In recent years, however, various teams have set up atmospheric monitoring stations in earthquake zones and a number of satellites are capable of sending back data about the state of the upper atmosphere and the ionosphere during an earthquake.

Last year, we looked at some fascinating data from the DEMETER spacecraft showing a significant increase in ultra-low frequency radio signals before the magnitude 7 Haiti earthquake in January 2010

Today, Dimitar Ouzounov at the NASA Goddard Space Flight Centre in Maryland and a few buddies present the data from the Great Tohoku earthquake which devastated Japan on 11 March. Their results, although preliminary, are eye-opening.

They say that before the M9 earthquake, the total electron content of the ionosphere increased dramatically over the epicentre, reaching a maximum three days before the quake struck.

At the same time, satellite observations showed a big increase in infrared emissions from above the epicentre, which peaked in the hours before the quake. In other words, the atmosphere was heating up.

These kinds of observations are consistent with an idea called the Lithosphere-Atmosphere-Ionosphere Coupling mechanism. The thinking is that in the days before an earthquake, the great stresses in a fault as it is about to give cause the releases large amounts of radon.

## [Material shown]

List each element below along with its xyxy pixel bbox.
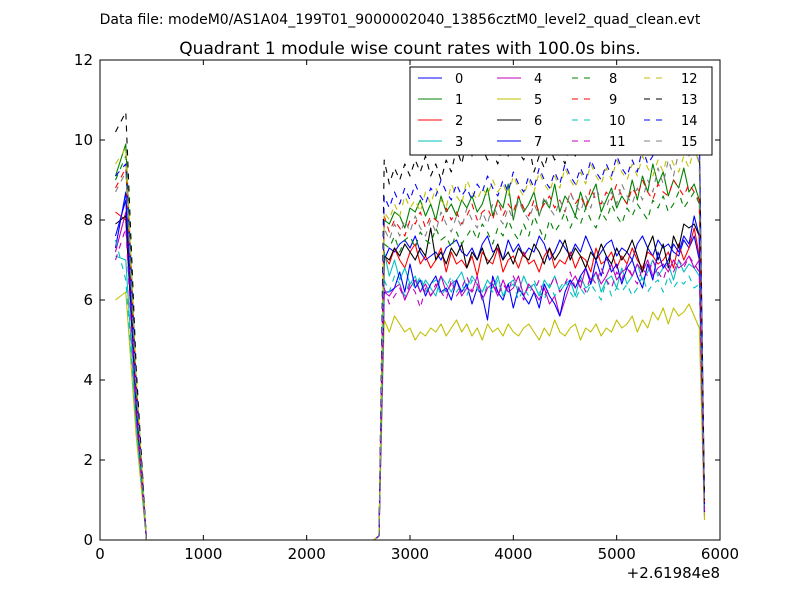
x-tick-label: 6000: [701, 545, 739, 563]
series-line-12: [115, 147, 706, 540]
legend-label-10: 10: [609, 114, 626, 129]
legend-label-4: 4: [534, 72, 542, 87]
series-line-0: [114, 191, 706, 540]
y-tick-label: 4: [83, 371, 93, 389]
x-tick-label: 0: [95, 545, 105, 563]
series-line-7: [114, 199, 706, 540]
legend-label-0: 0: [455, 72, 463, 87]
series-layer: [114, 111, 706, 540]
legend-label-8: 8: [609, 72, 617, 87]
legend-frame: [409, 66, 713, 156]
series-line-14: [115, 115, 706, 540]
y-tick-label: 10: [74, 131, 93, 149]
legend-label-1: 1: [455, 93, 463, 108]
series-line-4: [114, 211, 706, 540]
y-tick-label: 6: [83, 291, 93, 309]
legend-label-2: 2: [455, 114, 463, 129]
legend-label-14: 14: [681, 114, 698, 129]
series-line-10: [114, 239, 706, 540]
x-tick-label: 3000: [391, 545, 429, 563]
x-tick-label: 1000: [184, 545, 222, 563]
legend-label-3: 3: [455, 135, 463, 150]
y-tick-label: 12: [74, 51, 93, 69]
y-tick-label: 0: [83, 531, 93, 549]
legend-label-5: 5: [534, 93, 542, 108]
legend-label-7: 7: [534, 135, 542, 150]
series-line-6: [115, 215, 706, 540]
series-line-3: [115, 251, 706, 540]
chart-title: Quadrant 1 module wise count rates with …: [179, 39, 640, 59]
series-line-8: [114, 155, 706, 540]
y-tick-label: 8: [83, 211, 93, 229]
series-line-11: [114, 227, 706, 540]
legend-label-15: 15: [681, 135, 698, 150]
series-line-15: [115, 123, 706, 540]
x-tick-label: 5000: [598, 545, 636, 563]
legend-label-13: 13: [681, 93, 698, 108]
x-axis-offset-label: +2.61984e8: [627, 564, 720, 582]
legend-label-6: 6: [534, 114, 542, 129]
figure-suptitle: Data file: modeM0/AS1A04_199T01_90000020…: [100, 12, 701, 28]
legend-label-12: 12: [681, 72, 698, 87]
x-tick-label: 2000: [288, 545, 326, 563]
legend-label-9: 9: [609, 93, 617, 108]
y-tick-label: 2: [83, 451, 93, 469]
series-line-9: [115, 167, 706, 540]
legend-label-11: 11: [609, 135, 626, 150]
x-tick-label: 4000: [494, 545, 532, 563]
series-line-5: [115, 291, 706, 540]
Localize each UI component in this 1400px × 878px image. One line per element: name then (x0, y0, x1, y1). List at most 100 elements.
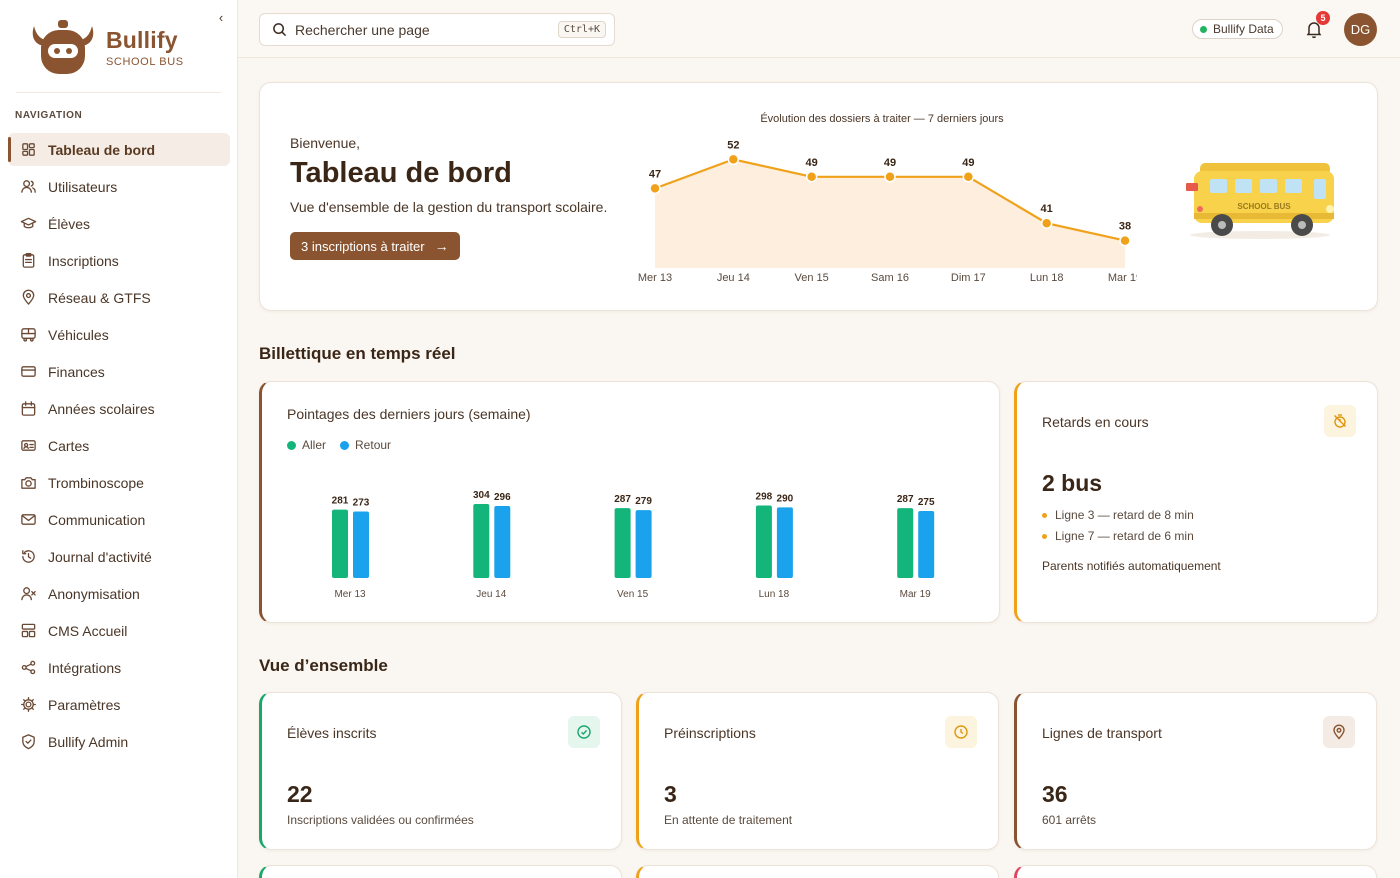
brand-logo[interactable]: Bullify SCHOOL BUS (28, 18, 184, 76)
bar-aller (473, 504, 490, 578)
welcome-card: Bienvenue, Tableau de bord Vue d'ensembl… (259, 82, 1378, 311)
overview-section-title: Vue d’ensemble (259, 656, 388, 675)
chart-data-label: 49 (806, 157, 818, 169)
sidebar-item-cms-accueil[interactable]: CMS Accueil (8, 614, 230, 647)
shield-icon (19, 733, 37, 751)
sidebar-item-bullify-admin[interactable]: Bullify Admin (8, 725, 230, 758)
sidebar-item-communication[interactable]: Communication (8, 503, 230, 536)
delay-item: Ligne 3 — retard de 8 min (1042, 508, 1194, 522)
bar-category-label: Lun 18 (759, 589, 790, 600)
notification-count-badge: 5 (1316, 11, 1330, 25)
sidebar-item-label: Réseau & GTFS (48, 289, 151, 306)
chart-x-tick-label: Mar 19 (1108, 272, 1137, 284)
share-icon (19, 659, 37, 677)
chart-x-tick-label: Jeu 14 (717, 272, 750, 284)
check-circle-icon (568, 716, 600, 748)
sidebar-item-integrations[interactable]: Intégrations (8, 651, 230, 684)
id-card-icon (19, 437, 37, 455)
status-online-dot (1200, 25, 1207, 33)
stat-card-students[interactable]: Élèves inscrits 22 Inscriptions validées… (259, 692, 622, 850)
sidebar-item-label: Bullify Admin (48, 733, 129, 750)
data-status-badge[interactable]: Bullify Data (1192, 19, 1283, 39)
chart-legend: Aller Retour (287, 438, 405, 452)
sidebar-item-journal-d-activite[interactable]: Journal d'activité (8, 540, 230, 573)
chart-x-tick-label: Ven 15 (795, 272, 829, 284)
bull-mascot-icon (32, 20, 94, 74)
page-description: Vue d'ensemble de la gestion du transpor… (290, 199, 608, 215)
sidebar-nav: Tableau de bord Utilisateurs Élèves Inscrip… (8, 133, 230, 762)
brand-name: Bullify (106, 26, 178, 53)
chart-data-label: 41 (1041, 203, 1053, 215)
sidebar-item-utilisateurs[interactable]: Utilisateurs (8, 170, 230, 203)
delays-list: Ligne 3 — retard de 8 min Ligne 7 — reta… (1042, 508, 1194, 550)
bar-retour (918, 511, 935, 578)
chart-title: Évolution des dossiers à traiter — 7 der… (760, 112, 1004, 125)
mail-icon (19, 511, 37, 529)
bar-value-label: 287 (614, 494, 631, 505)
pending-inscriptions-button[interactable]: 3 inscriptions à traiter → (290, 232, 460, 260)
stat-value: 36 (1042, 781, 1068, 807)
stat-title: Préinscriptions (664, 725, 756, 741)
sidebar-item-finances[interactable]: Finances (8, 355, 230, 388)
sidebar-item-reseau-gtfs[interactable]: Réseau & GTFS (8, 281, 230, 314)
bar-aller (897, 508, 914, 578)
delays-note: Parents notifiés automatiquement (1042, 559, 1221, 573)
sidebar-item-label: Utilisateurs (48, 178, 118, 195)
sidebar-item-anonymisation[interactable]: Anonymisation (8, 577, 230, 610)
bus-icon (19, 326, 37, 344)
stat-card-partial (636, 865, 999, 878)
chart-point (1119, 234, 1131, 247)
chart-x-tick-label: Dim 17 (951, 272, 986, 284)
stat-card-lines[interactable]: Lignes de transport 36 601 arrêts (1014, 692, 1377, 850)
sidebar-item-trombinoscope[interactable]: Trombinoscope (8, 466, 230, 499)
search-box[interactable]: Ctrl+K (259, 13, 615, 46)
bar-retour (353, 511, 369, 578)
sidebar-item-label: Trombinoscope (48, 474, 144, 491)
sidebar-item-inscriptions[interactable]: Inscriptions (8, 244, 230, 277)
stat-card-preinscriptions[interactable]: Préinscriptions 3 En attente de traiteme… (636, 692, 999, 850)
sidebar-divider (16, 92, 221, 93)
welcome-greeting: Bienvenue, (290, 135, 361, 151)
calendar-icon (19, 400, 37, 418)
chart-point (805, 171, 818, 183)
chart-data-label: 49 (962, 157, 974, 169)
collapse-sidebar-chevron-icon[interactable]: ‹ (218, 9, 224, 25)
stat-subtitle: En attente de traitement (664, 813, 793, 827)
sidebar-item-annees-scolaires[interactable]: Années scolaires (8, 392, 230, 425)
topbar: Ctrl+K Bullify Data 5 DG (238, 0, 1400, 58)
bar-value-label: 279 (635, 496, 652, 507)
sidebar-item-label: Journal d'activité (48, 548, 152, 565)
sidebar-item-label: Finances (48, 363, 105, 380)
nav-heading: NAVIGATION (15, 110, 83, 121)
bar-aller (755, 505, 772, 578)
user-avatar[interactable]: DG (1344, 13, 1377, 46)
sidebar-item-cartes[interactable]: Cartes (8, 429, 230, 462)
sidebar-item-label: Années scolaires (48, 400, 155, 417)
stat-card-partial (259, 865, 622, 878)
bell-icon[interactable] (1304, 19, 1324, 39)
delays-card: Retards en cours 2 bus Ligne 3 — retard … (1014, 381, 1378, 623)
bar-value-label: 281 (332, 496, 349, 507)
delay-item: Ligne 7 — retard de 6 min (1042, 529, 1194, 543)
history-icon (19, 548, 37, 566)
chart-point (962, 171, 975, 183)
stat-title: Élèves inscrits (287, 725, 377, 741)
bar-aller (332, 509, 348, 578)
page-title: Tableau de bord (290, 157, 512, 189)
clock-icon (945, 716, 977, 748)
sidebar-item-label: Véhicules (48, 326, 109, 343)
credit-card-icon (19, 363, 37, 381)
stat-card-partial (1014, 865, 1377, 878)
chart-point (727, 153, 740, 166)
sidebar-item-vehicules[interactable]: Véhicules (8, 318, 230, 351)
arrow-right-icon: → (434, 238, 449, 254)
dossiers-trend-chart: Évolution des dossiers à traiter — 7 der… (638, 112, 1137, 284)
delays-value: 2 bus (1042, 470, 1103, 496)
sidebar-item-parametres[interactable]: Paramètres (8, 688, 230, 721)
sidebar-item-eleves[interactable]: Élèves (8, 207, 230, 240)
bar-category-label: Ven 15 (617, 589, 649, 600)
search-input[interactable] (295, 21, 545, 38)
brand-tagline: SCHOOL BUS (106, 55, 184, 68)
sidebar-item-tableau-de-bord[interactable]: Tableau de bord (8, 133, 230, 166)
bar-category-label: Mar 19 (900, 589, 932, 600)
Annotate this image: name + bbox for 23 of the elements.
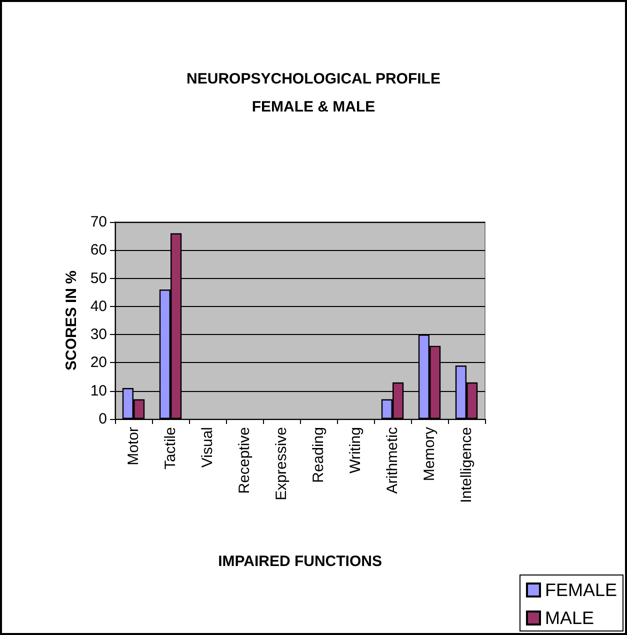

## [Your task]
Reproduce everything in the earthquake text from "They say that" down to "the quake struck.", word for word.

## [Output for this task]
They say that before the M9 earthquake, the total electron content of the ionosphere increased dramatically over the epicentre, reaching a maximum three days before the quake struck.